(WRITTEN EXERCISE): Retype all of the data. Every line must match exactly.

(RECORDS FOR THIS EXERCISE):
——————

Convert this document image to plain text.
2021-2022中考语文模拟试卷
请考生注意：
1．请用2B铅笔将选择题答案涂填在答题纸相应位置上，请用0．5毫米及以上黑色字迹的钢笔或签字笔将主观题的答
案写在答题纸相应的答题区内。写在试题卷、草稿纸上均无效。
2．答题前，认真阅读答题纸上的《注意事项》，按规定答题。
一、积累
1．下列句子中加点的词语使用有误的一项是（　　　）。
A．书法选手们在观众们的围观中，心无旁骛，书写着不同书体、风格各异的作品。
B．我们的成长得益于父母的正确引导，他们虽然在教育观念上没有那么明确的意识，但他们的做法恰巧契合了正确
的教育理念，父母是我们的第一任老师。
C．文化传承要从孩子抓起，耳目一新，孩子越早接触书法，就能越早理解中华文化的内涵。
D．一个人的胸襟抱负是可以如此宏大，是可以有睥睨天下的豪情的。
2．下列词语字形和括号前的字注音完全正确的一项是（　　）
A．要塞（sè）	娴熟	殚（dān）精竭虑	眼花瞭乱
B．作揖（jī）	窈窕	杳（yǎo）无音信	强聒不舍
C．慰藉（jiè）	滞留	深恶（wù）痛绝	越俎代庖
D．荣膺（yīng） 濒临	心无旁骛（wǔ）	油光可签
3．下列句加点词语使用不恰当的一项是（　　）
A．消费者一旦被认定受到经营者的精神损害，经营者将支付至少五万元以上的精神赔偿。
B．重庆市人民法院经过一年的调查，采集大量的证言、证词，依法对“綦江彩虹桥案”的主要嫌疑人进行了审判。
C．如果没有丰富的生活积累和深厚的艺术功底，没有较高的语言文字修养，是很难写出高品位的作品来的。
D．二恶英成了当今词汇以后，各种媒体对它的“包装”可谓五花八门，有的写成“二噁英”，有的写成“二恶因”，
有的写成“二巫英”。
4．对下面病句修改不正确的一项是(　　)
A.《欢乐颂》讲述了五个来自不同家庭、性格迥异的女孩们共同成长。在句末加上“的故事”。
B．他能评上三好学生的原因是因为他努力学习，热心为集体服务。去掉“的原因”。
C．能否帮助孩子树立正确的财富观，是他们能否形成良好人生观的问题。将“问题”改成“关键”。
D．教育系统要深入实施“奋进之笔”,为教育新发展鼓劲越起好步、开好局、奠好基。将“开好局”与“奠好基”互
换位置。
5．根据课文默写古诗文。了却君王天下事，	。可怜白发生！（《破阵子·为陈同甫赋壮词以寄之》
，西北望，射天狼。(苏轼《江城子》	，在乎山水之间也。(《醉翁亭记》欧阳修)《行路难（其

——————

(THE SOLUTION):
Convert this document image to plain text.
2021-2022中考语文模拟试卷
请考生注意：
1．请用2B铅笔将选择题答案涂填在答题纸相应位置上，请用0．5毫米及以上黑色字迹的钢笔或签字笔将主观题的答
案写在答题纸相应的答题区内。写在试题卷、草稿纸上均无效。
2．答题前，认真阅读答题纸上的《注意事项》，按规定答题。
一、积累
1．下列句子中加点的词语使用有误的一项是（　　　）。
A．书法选手们在观众们的围观中，心无旁骛，书写着不同书体、风格各异的作品。
B．我们的成长得益于父母的正确引导，他们虽然在教育观念上没有那么明确的意识，但他们的做法恰巧契合了正确
的教育理念，父母是我们的第一任老师。
C．文化传承要从孩子抓起，耳目一新，孩子越早接触书法，就能越早理解中华文化的内涵。
D．一个人的胸襟抱负是可以如此宏大，是可以有睥睨天下的豪情的。
2．下列词语字形和括号前的字注音完全正确的一项是（　　）
A．要塞（sè）	娴熟	殚（dān）精竭虑	眼花瞭乱
B．作揖（jī）	窈窕	杳（yǎo）无音信	强聒不舍
C．慰藉（jiè）	滞留	深恶（wù）痛绝	越俎代庖
D．荣膺（yīng） 濒临	心无旁骛（wǔ）	油光可签
3．下列句加点词语使用不恰当的一项是（　　）
A．消费者一旦被认定受到经营者的精神损害，经营者将支付至少五万元以上的精神赔偿。
B．重庆市人民法院经过一年的调查，采集大量的证言、证词，依法对“綦江彩虹桥案”的主要嫌疑人进行了审判。
C．如果没有丰富的生活积累和深厚的艺术功底，没有较高的语言文字修养，是很难写出高品位的作品来的。
D．二恶英成了当今词汇以后，各种媒体对它的“包装”可谓五花八门，有的写成“二噁英”，有的写成“二恶因”，
有的写成“二巫英”。
4．对下面病句修改不正确的一项是(　　)
A.《欢乐颂》讲述了五个来自不同家庭、性格迥异的女孩们共同成长。在句末加上“的故事”。
B．他能评上三好学生的原因是因为他努力学习，热心为集体服务。去掉“的原因”。
C．能否帮助孩子树立正确的财富观，是他们能否形成良好人生观的问题。将“问题”改成“关键”。
D．教育系统要深入实施“奋进之笔”,为教育新发展鼓劲越起好步、开好局、奠好基。将“开好局”与“奠好基”互
换位置。
5．根据课文默写古诗文。了却君王天下事，	。可怜白发生！（《破阵子·为陈同甫赋壮词以寄之》
，西北望，射天狼。(苏轼《江城子》	，在乎山水之间也。(《醉翁亭记》欧阳修)《行路难（其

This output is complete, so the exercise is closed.